Don't look for the union label

Live Nude Girls Unite! documents labor union struggles in the sex industry

Who would have thought a documentary about sex workers could be as weirdly charming as Julie Query's Live Nude Girls Unite!?
A Norma Rae-style stripper, Query is an opinionated, outspoken, gay, aspiring comic/writer, riot grrrl type who spearheads the efforts to unionize the San Francisco avant-garde peep show, the Lusty Lady. Live Nude Girls is a liberating, inspirational portrait of women who refuse to let the sexual nature of their work cloud their certainty that they are being exploited by management.
Over the years, the Bay Area Lusty Lady (and its sister club in Seattle) has become legendary amongst alterna-types, known for its progressive pro-woman politics, sassy left-of-center dancers and consequently as an antidote to the exploitation and disrespect of traditional strip clubs.
An ad for the Seattle club promises the Lusty Lady is "a safe, clean, supportive environment for women to express themselves erotically." But a business that bills itself as a compassionate workplace turns out to be as dictated by the economic bottom line as any of the sex clubs that dot San Francisco's cityscape. Dancers of color are given fewer opportunities, senior dancers are discouraged from sticking around as their salaries rise, and inadequate safety measures are taken to protect those Lusty Ladies who writhe and pose behind glass.
Query is a feisty tour guide of the ins and outs of the peep show business. Her fellow dancers are pierced and tattooed punks, Bettie Page-coiffed vixens, artists, women's studies graduate students and single mothers who view stripping in terms from "sacred" to "empowering" to "boring." Query's own tenure at the Lusty Lady, to supplement her meager wages as a stand-up comic, is influenced by her divorced mother's strong feminist example.
But even though Dr. Joyce Walker suckled her daughter on the Free to Be ... You & Me, open-minded, progressive parent vibe of the 1970s, and is herself an outspoken advocate of health care for New York's lowliest street prostitutes, Query can't bring herself to admit exactly what she does for a living. Query spends the entire film stewing about how hard it is to "come out" to her mother about her work in the sex industry.

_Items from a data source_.

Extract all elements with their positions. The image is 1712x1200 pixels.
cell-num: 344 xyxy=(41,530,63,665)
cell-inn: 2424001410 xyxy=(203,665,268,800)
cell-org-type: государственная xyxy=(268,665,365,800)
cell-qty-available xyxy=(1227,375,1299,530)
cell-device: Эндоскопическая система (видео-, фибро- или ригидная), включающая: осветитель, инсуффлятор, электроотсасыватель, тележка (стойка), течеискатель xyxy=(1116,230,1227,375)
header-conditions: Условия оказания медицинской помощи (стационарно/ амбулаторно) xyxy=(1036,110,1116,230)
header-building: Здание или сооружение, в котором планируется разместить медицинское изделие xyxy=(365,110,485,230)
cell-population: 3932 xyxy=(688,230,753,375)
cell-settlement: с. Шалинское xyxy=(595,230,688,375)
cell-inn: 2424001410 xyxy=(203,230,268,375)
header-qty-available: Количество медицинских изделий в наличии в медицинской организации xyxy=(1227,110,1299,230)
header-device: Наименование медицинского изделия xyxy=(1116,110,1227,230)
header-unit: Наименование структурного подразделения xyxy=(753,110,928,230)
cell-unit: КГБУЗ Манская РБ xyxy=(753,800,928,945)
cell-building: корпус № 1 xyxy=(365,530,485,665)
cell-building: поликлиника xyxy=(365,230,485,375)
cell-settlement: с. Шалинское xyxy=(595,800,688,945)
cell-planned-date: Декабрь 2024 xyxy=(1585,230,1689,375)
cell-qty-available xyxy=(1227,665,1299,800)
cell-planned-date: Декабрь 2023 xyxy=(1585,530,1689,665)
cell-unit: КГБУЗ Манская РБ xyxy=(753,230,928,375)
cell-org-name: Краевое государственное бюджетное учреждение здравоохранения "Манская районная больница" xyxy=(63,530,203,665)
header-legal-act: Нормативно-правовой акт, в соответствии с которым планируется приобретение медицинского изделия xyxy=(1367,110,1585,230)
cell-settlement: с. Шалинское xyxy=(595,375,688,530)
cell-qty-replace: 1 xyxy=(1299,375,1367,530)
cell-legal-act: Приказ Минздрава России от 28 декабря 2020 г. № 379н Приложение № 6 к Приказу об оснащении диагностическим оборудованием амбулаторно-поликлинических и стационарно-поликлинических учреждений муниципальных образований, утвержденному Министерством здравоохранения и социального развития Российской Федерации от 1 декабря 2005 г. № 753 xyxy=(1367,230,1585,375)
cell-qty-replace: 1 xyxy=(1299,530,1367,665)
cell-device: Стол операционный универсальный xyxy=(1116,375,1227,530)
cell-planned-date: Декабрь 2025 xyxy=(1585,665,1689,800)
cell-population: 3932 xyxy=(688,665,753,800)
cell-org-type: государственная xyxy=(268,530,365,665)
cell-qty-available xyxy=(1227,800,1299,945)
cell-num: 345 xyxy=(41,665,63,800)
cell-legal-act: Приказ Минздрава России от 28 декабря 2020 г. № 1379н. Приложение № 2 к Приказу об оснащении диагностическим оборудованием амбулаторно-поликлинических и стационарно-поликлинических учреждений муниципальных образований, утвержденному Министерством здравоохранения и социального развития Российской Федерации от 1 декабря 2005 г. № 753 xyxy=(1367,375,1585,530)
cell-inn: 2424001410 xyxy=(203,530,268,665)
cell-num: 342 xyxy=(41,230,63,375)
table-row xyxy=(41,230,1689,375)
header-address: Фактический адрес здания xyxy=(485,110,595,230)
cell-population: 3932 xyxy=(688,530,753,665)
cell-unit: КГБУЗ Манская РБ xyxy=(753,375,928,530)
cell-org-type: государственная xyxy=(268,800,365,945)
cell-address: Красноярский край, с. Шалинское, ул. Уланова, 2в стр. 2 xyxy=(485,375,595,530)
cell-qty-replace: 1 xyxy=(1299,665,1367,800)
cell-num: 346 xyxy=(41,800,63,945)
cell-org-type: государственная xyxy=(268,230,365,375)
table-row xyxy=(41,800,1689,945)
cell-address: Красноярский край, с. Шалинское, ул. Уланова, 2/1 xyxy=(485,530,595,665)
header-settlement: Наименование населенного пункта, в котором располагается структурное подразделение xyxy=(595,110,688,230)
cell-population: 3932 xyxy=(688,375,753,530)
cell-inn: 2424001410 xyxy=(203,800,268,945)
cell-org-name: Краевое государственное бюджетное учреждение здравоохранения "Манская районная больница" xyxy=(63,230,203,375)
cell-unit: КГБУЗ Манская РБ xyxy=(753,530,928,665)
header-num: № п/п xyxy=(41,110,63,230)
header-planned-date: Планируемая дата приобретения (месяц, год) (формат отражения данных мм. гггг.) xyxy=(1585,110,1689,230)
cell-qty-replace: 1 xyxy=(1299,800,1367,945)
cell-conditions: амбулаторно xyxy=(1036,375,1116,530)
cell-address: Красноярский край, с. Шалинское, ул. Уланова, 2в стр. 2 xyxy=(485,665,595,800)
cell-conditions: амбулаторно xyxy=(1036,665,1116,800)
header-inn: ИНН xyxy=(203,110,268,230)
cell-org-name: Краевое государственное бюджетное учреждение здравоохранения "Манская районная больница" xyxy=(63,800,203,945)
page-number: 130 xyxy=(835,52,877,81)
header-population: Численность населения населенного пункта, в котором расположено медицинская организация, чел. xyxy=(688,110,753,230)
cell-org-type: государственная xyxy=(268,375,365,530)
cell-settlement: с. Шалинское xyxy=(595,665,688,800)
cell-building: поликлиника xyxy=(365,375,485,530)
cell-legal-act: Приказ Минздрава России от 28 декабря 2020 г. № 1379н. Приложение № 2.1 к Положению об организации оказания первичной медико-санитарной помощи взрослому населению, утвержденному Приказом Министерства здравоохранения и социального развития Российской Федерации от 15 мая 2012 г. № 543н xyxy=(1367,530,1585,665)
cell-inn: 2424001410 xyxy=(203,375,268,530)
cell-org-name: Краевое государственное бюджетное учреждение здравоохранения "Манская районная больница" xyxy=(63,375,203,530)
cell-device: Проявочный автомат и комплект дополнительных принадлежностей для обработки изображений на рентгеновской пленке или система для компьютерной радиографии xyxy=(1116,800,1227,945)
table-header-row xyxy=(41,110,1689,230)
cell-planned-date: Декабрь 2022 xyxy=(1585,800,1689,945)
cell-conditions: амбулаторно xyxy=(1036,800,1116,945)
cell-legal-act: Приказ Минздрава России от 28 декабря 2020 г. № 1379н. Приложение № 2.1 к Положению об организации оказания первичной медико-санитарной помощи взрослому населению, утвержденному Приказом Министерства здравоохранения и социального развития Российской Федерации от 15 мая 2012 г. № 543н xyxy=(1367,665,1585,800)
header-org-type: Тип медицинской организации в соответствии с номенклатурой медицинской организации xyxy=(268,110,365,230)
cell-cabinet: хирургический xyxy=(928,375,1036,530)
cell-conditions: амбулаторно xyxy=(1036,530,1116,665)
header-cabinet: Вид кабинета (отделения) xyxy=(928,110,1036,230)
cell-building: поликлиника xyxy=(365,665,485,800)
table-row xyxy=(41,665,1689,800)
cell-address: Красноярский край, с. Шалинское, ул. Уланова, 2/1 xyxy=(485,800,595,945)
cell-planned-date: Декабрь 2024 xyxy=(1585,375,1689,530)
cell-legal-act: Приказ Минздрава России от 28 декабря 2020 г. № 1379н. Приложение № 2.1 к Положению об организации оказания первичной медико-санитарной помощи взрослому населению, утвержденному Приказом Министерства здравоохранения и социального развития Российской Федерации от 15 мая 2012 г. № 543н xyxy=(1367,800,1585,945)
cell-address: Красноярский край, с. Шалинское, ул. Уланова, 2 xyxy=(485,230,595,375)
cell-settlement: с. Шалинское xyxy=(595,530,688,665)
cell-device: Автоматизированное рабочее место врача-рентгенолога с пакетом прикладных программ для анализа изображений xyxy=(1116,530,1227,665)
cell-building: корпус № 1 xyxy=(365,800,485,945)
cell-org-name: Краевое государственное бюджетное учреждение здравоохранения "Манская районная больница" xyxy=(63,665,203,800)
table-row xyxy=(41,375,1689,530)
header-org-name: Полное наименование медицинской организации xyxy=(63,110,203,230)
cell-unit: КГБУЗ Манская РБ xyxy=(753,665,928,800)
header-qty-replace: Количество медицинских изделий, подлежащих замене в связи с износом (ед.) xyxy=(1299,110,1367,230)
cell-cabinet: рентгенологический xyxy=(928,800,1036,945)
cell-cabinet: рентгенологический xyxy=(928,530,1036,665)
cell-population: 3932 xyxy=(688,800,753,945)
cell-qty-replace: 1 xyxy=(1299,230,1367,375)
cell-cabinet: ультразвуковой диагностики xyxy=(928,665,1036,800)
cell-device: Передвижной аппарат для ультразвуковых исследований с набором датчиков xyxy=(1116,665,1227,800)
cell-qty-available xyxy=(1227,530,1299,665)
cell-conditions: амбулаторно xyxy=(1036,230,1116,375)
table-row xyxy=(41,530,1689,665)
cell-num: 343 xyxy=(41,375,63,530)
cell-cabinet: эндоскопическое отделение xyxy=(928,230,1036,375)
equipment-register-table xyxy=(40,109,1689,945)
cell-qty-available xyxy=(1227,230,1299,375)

_WHAT YOU WILL DO_.
1: Copy the passage of the review word for word, starting at "A Norma Rae-style" and ending at "exploited by management.".
2: According to the review, what is the name of the San Francisco peep show whose dancers Query works to unionize?
3: List every kind of person the review names among Query's fellow dancers.

_SOLUTIONS BY TASK_.
1:
A Norma Rae-style stripper, Query is an opinionated, outspoken, gay, aspiring comic/writer, riot grrrl type who spearheads the efforts to unionize the San Francisco avant-garde peep show, the Lusty Lady. Live Nude Girls is a liberating, inspirational portrait of women who refuse to let the sexual nature of their work cloud their certainty that they are being exploited by management.

2: The Lusty Lady.

3:
- pierced and tattooed punks
- Bettie Page-coiffed vixens
- artists
- women's studies graduate students
- single mothers